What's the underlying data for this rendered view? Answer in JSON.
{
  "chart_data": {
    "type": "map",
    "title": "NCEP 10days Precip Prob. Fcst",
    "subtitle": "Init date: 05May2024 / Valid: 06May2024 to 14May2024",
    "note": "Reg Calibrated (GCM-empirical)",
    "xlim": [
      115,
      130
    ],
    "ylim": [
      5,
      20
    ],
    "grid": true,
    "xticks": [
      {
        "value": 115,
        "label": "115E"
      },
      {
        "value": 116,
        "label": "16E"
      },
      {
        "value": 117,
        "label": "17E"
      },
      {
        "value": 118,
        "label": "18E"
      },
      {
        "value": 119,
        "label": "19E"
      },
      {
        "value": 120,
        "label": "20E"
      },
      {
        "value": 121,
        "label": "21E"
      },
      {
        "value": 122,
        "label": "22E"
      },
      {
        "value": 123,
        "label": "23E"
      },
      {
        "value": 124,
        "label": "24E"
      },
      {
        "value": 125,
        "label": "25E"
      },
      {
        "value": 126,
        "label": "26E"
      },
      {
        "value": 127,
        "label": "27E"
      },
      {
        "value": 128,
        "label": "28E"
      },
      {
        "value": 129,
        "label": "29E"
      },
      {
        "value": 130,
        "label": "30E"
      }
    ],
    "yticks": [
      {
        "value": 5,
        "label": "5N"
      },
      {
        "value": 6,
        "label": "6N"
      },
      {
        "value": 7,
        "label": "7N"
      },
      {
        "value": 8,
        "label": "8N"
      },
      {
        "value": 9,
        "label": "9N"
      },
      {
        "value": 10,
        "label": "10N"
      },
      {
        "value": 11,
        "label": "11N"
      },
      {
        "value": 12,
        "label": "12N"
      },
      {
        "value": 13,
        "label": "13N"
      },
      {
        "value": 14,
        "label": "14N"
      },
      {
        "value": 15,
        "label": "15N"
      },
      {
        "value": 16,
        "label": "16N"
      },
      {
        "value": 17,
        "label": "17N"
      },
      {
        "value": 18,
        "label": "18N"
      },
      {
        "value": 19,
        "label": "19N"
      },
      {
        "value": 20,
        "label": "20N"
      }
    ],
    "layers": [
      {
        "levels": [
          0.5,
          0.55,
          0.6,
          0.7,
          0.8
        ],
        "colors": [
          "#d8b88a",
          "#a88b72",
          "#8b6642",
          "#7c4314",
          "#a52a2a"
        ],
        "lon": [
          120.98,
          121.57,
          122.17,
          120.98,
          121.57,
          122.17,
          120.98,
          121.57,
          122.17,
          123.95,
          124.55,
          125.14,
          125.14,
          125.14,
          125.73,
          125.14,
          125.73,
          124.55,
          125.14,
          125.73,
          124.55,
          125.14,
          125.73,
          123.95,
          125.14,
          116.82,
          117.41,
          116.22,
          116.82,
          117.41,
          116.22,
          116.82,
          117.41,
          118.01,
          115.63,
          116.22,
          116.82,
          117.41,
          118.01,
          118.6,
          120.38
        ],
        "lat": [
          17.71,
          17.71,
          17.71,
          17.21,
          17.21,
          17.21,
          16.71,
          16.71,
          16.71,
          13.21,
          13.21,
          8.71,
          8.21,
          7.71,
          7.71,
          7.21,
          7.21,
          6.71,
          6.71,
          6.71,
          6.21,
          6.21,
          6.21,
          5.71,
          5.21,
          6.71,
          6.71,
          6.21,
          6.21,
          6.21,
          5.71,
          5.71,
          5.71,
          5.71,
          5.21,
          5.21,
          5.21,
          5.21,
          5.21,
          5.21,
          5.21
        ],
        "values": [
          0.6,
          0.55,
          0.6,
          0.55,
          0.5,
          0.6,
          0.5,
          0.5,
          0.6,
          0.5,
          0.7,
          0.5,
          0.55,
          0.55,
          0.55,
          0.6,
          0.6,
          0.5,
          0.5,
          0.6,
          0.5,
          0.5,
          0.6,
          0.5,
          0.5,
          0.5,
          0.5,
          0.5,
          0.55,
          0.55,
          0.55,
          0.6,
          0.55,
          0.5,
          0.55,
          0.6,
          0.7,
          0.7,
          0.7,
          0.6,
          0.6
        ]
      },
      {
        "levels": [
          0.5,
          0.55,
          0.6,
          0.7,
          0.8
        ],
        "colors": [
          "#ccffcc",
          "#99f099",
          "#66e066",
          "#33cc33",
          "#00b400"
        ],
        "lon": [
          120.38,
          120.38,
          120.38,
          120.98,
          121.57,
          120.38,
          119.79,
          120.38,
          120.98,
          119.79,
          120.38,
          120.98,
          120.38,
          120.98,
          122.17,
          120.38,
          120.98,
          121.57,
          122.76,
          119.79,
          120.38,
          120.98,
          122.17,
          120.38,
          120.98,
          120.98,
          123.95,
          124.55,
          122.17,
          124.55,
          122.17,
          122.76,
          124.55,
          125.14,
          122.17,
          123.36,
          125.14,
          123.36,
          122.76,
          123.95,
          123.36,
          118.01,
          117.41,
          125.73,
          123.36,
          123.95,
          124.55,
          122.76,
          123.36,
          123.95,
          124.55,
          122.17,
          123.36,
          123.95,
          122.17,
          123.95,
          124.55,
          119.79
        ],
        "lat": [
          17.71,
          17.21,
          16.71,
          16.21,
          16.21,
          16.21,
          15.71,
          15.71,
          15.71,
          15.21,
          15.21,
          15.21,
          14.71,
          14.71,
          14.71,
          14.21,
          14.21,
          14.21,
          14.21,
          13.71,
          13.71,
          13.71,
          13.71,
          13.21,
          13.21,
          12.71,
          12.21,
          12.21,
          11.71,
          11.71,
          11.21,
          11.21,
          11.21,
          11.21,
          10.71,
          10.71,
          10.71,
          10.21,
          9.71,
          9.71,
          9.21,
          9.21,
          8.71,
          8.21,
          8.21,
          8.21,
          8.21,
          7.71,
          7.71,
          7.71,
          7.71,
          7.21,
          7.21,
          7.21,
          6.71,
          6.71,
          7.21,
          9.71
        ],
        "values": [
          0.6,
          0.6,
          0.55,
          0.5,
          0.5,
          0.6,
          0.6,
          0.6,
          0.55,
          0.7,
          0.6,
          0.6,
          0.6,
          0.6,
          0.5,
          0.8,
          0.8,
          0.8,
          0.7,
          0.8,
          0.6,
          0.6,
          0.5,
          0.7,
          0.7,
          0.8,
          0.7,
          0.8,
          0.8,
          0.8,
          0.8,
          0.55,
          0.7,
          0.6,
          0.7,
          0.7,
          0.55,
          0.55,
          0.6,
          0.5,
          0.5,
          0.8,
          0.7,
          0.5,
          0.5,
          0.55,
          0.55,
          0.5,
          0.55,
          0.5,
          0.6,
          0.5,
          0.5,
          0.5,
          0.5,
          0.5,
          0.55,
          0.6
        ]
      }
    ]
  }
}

TASK: Every line above should be printed again exactly as it stands.

SOLUTION:
What's the underlying data for this rendered view? Answer in JSON.
{
  "chart_data": {
    "type": "map",
    "title": "NCEP 10days Precip Prob. Fcst",
    "subtitle": "Init date: 05May2024 / Valid: 06May2024 to 14May2024",
    "note": "Reg Calibrated (GCM-empirical)",
    "xlim": [
      115,
      130
    ],
    "ylim": [
      5,
      20
    ],
    "grid": true,
    "xticks": [
      {
        "value": 115,
        "label": "115E"
      },
      {
        "value": 116,
        "label": "16E"
      },
      {
        "value": 117,
        "label": "17E"
      },
      {
        "value": 118,
        "label": "18E"
      },
      {
        "value": 119,
        "label": "19E"
      },
      {
        "value": 120,
        "label": "20E"
      },
      {
        "value": 121,
        "label": "21E"
      },
      {
        "value": 122,
        "label": "22E"
      },
      {
        "value": 123,
        "label": "23E"
      },
      {
        "value": 124,
        "label": "24E"
      },
      {
        "value": 125,
        "label": "25E"
      },
      {
        "value": 126,
        "label": "26E"
      },
      {
        "value": 127,
        "label": "27E"
      },
      {
        "value": 128,
        "label": "28E"
      },
      {
        "value": 129,
        "label": "29E"
      },
      {
        "value": 130,
        "label": "30E"
      }
    ],
    "yticks": [
      {
        "value": 5,
        "label": "5N"
      },
      {
        "value": 6,
        "label": "6N"
      },
      {
        "value": 7,
        "label": "7N"
      },
      {
        "value": 8,
        "label": "8N"
      },
      {
        "value": 9,
        "label": "9N"
      },
      {
        "value": 10,
        "label": "10N"
      },
      {
        "value": 11,
        "label": "11N"
      },
      {
        "value": 12,
        "label": "12N"
      },
      {
        "value": 13,
        "label": "13N"
      },
      {
        "value": 14,
        "label": "14N"
      },
      {
        "value": 15,
        "label": "15N"
      },
      {
        "value": 16,
        "label": "16N"
      },
      {
        "value": 17,
        "label": "17N"
      },
      {
        "value": 18,
        "label": "18N"
      },
      {
        "value": 19,
        "label": "19N"
      },
      {
        "value": 20,
        "label": "20N"
      }
    ],
    "layers": [
      {
        "levels": [
          0.5,
          0.55,
          0.6,
          0.7,
          0.8
        ],
        "colors": [
          "#d8b88a",
          "#a88b72",
          "#8b6642",
          "#7c4314",
          "#a52a2a"
        ],
        "lon": [
          120.98,
          121.57,
          122.17,
          120.98,
          121.57,
          122.17,
          120.98,
          121.57,
          122.17,
          123.95,
          124.55,
          125.14,
          125.14,
          125.14,
          125.73,
          125.14,
          125.73,
          124.55,
          125.14,
          125.73,
          124.55,
          125.14,
          125.73,
          123.95,
          125.14,
          116.82,
          117.41,
          116.22,
          116.82,
          117.41,
          116.22,
          116.82,
          117.41,
          118.01,
          115.63,
          116.22,
          116.82,
          117.41,
          118.01,
          118.6,
          120.38
        ],
        "lat": [
          17.71,
          17.71,
          17.71,
          17.21,
          17.21,
          17.21,
          16.71,
          16.71,
          16.71,
          13.21,
          13.21,
          8.71,
          8.21,
          7.71,
          7.71,
          7.21,
          7.21,
          6.71,
          6.71,
          6.71,
          6.21,
          6.21,
          6.21,
          5.71,
          5.21,
          6.71,
          6.71,
          6.21,
          6.21,
          6.21,
          5.71,
          5.71,
          5.71,
          5.71,
          5.21,
          5.21,
          5.21,
          5.21,
          5.21,
          5.21,
          5.21
        ],
        "values": [
          0.6,
          0.55,
          0.6,
          0.55,
          0.5,
          0.6,
          0.5,
          0.5,
          0.6,
          0.5,
          0.7,
          0.5,
          0.55,
          0.55,
          0.55,
          0.6,
          0.6,
          0.5,
          0.5,
          0.6,
          0.5,
          0.5,
          0.6,
          0.5,
          0.5,
          0.5,
          0.5,
          0.5,
          0.55,
          0.55,
          0.55,
          0.6,
          0.55,
          0.5,
          0.55,
          0.6,
          0.7,
          0.7,
          0.7,
          0.6,
          0.6
        ]
      },
      {
        "levels": [
          0.5,
          0.55,
          0.6,
          0.7,
          0.8
        ],
        "colors": [
          "#ccffcc",
          "#99f099",
          "#66e066",
          "#33cc33",
          "#00b400"
        ],
        "lon": [
          120.38,
          120.38,
          120.38,
          120.98,
          121.57,
          120.38,
          119.79,
          120.38,
          120.98,
          119.79,
          120.38,
          120.98,
          120.38,
          120.98,
          122.17,
          120.38,
          120.98,
          121.57,
          122.76,
          119.79,
          120.38,
          120.98,
          122.17,
          120.38,
          120.98,
          120.98,
          123.95,
          124.55,
          122.17,
          124.55,
          122.17,
          122.76,
          124.55,
          125.14,
          122.17,
          123.36,
          125.14,
          123.36,
          122.76,
          123.95,
          123.36,
          118.01,
          117.41,
          125.73,
          123.36,
          123.95,
          124.55,
          122.76,
          123.36,
          123.95,
          124.55,
          122.17,
          123.36,
          123.95,
          122.17,
          123.95,
          124.55,
          119.79
        ],
        "lat": [
          17.71,
          17.21,
          16.71,
          16.21,
          16.21,
          16.21,
          15.71,
          15.71,
          15.71,
          15.21,
          15.21,
          15.21,
          14.71,
          14.71,
          14.71,
          14.21,
          14.21,
          14.21,
          14.21,
          13.71,
          13.71,
          13.71,
          13.71,
          13.21,
          13.21,
          12.71,
          12.21,
          12.21,
          11.71,
          11.71,
          11.21,
          11.21,
          11.21,
          11.21,
          10.71,
          10.71,
          10.71,
          10.21,
          9.71,
          9.71,
          9.21,
          9.21,
          8.71,
          8.21,
          8.21,
          8.21,
          8.21,
          7.71,
          7.71,
          7.71,
          7.71,
          7.21,
          7.21,
          7.21,
          6.71,
          6.71,
          7.21,
          9.71
        ],
        "values": [
          0.6,
          0.6,
          0.55,
          0.5,
          0.5,
          0.6,
          0.6,
          0.6,
          0.55,
          0.7,
          0.6,
          0.6,
          0.6,
          0.6,
          0.5,
          0.8,
          0.8,
          0.8,
          0.7,
          0.8,
          0.6,
          0.6,
          0.5,
          0.7,
          0.7,
          0.8,
          0.7,
          0.8,
          0.8,
          0.8,
          0.8,
          0.55,
          0.7,
          0.6,
          0.7,
          0.7,
          0.55,
          0.55,
          0.6,
          0.5,
          0.5,
          0.8,
          0.7,
          0.5,
          0.5,
          0.55,
          0.55,
          0.5,
          0.55,
          0.5,
          0.6,
          0.5,
          0.5,
          0.5,
          0.5,
          0.5,
          0.55,
          0.6
        ]
      }
    ]
  }
}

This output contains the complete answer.